> [WHAT IS ASKED]
Copy word for word the lines starting at the one that contains "X-axis label: Humidex" and running through the end of the records. Leave the pictures out.

— START OF RAW RECORDS —

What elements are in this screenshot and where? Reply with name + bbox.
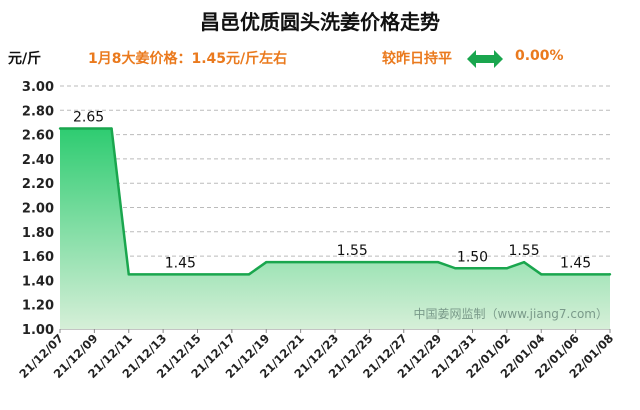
data-label: 1.55 — [508, 243, 539, 259]
data-point — [505, 267, 509, 270]
data-label: 1.55 — [337, 243, 368, 259]
data-label: 2.65 — [73, 110, 104, 126]
chart-title: 昌邑优质圆头洗姜价格走势 — [200, 10, 440, 34]
unit-label: 元/斤 — [8, 51, 42, 67]
y-tick-label: 1.80 — [22, 226, 54, 241]
y-tick-label: 2.40 — [22, 153, 54, 168]
y-tick-label: 2.80 — [22, 104, 54, 119]
double-arrow-icon — [467, 50, 503, 68]
y-tick-label: 1.60 — [22, 250, 54, 265]
data-label: 1.50 — [457, 249, 488, 265]
data-point — [540, 273, 543, 276]
y-tick-label: 1.40 — [22, 274, 54, 289]
data-point — [110, 127, 113, 130]
y-tick-label: 2.00 — [22, 202, 54, 217]
data-point — [127, 273, 130, 276]
change-value: 0.00% — [515, 48, 564, 64]
area-fill — [60, 128, 610, 329]
data-point — [58, 127, 62, 130]
data-label: 1.45 — [165, 255, 196, 271]
y-tick-label: 1.20 — [22, 299, 54, 314]
data-label: 1.45 — [560, 255, 591, 271]
y-tick-label: 2.60 — [22, 129, 54, 144]
data-point — [436, 260, 440, 264]
data-point — [247, 273, 251, 276]
y-tick-label: 1.00 — [22, 323, 54, 338]
data-point — [608, 273, 612, 276]
data-point — [454, 267, 457, 270]
price-note: 1月8大姜价格：1.45元/斤左右 — [88, 51, 288, 67]
watermark: 中国姜网监制（www.jiang7.com） — [414, 306, 608, 321]
data-point — [265, 260, 268, 264]
data-point — [522, 260, 526, 264]
compare-label: 较昨日持平 — [382, 51, 452, 67]
y-tick-label: 3.00 — [22, 80, 54, 95]
y-tick-label: 2.20 — [22, 177, 54, 192]
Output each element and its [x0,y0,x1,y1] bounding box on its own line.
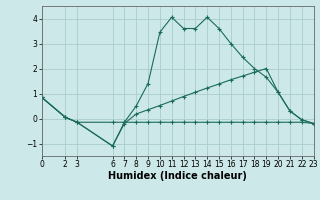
X-axis label: Humidex (Indice chaleur): Humidex (Indice chaleur) [108,171,247,181]
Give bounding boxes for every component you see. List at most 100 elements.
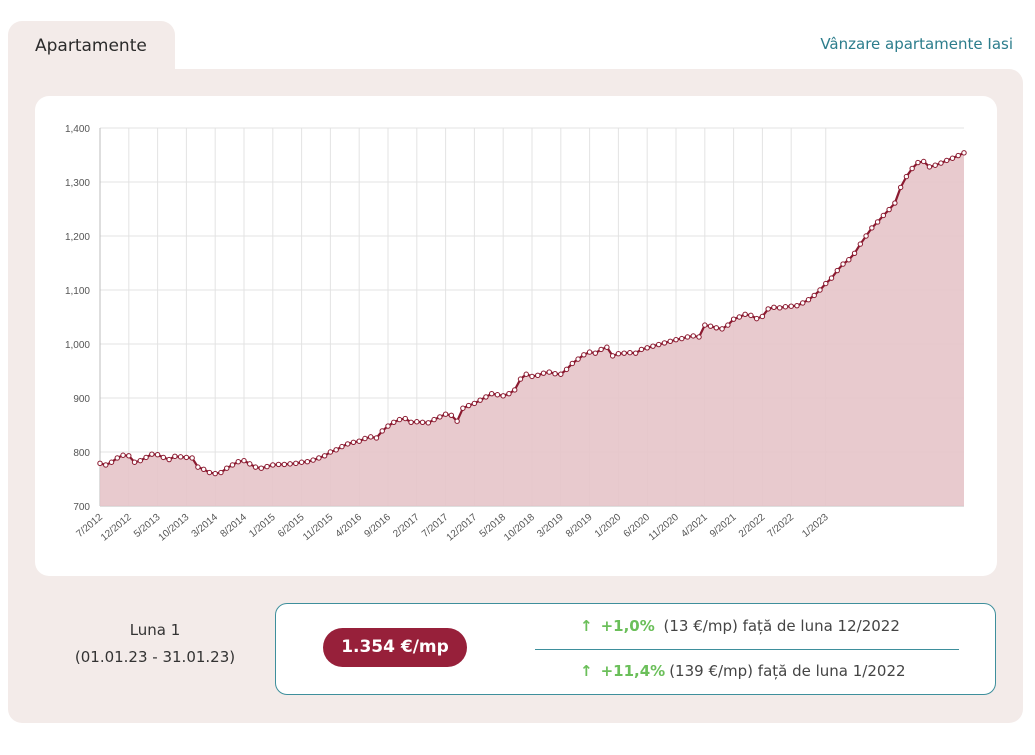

— END OF RAW RECORDS —

> [ANSWER TO THIS PROBLEM]
X-axis label: Humidex (Indice chaleur): Humidex (Indice chaleur) [108,171,247,181]
Give bounding boxes for every component you see. List at most 100 elements.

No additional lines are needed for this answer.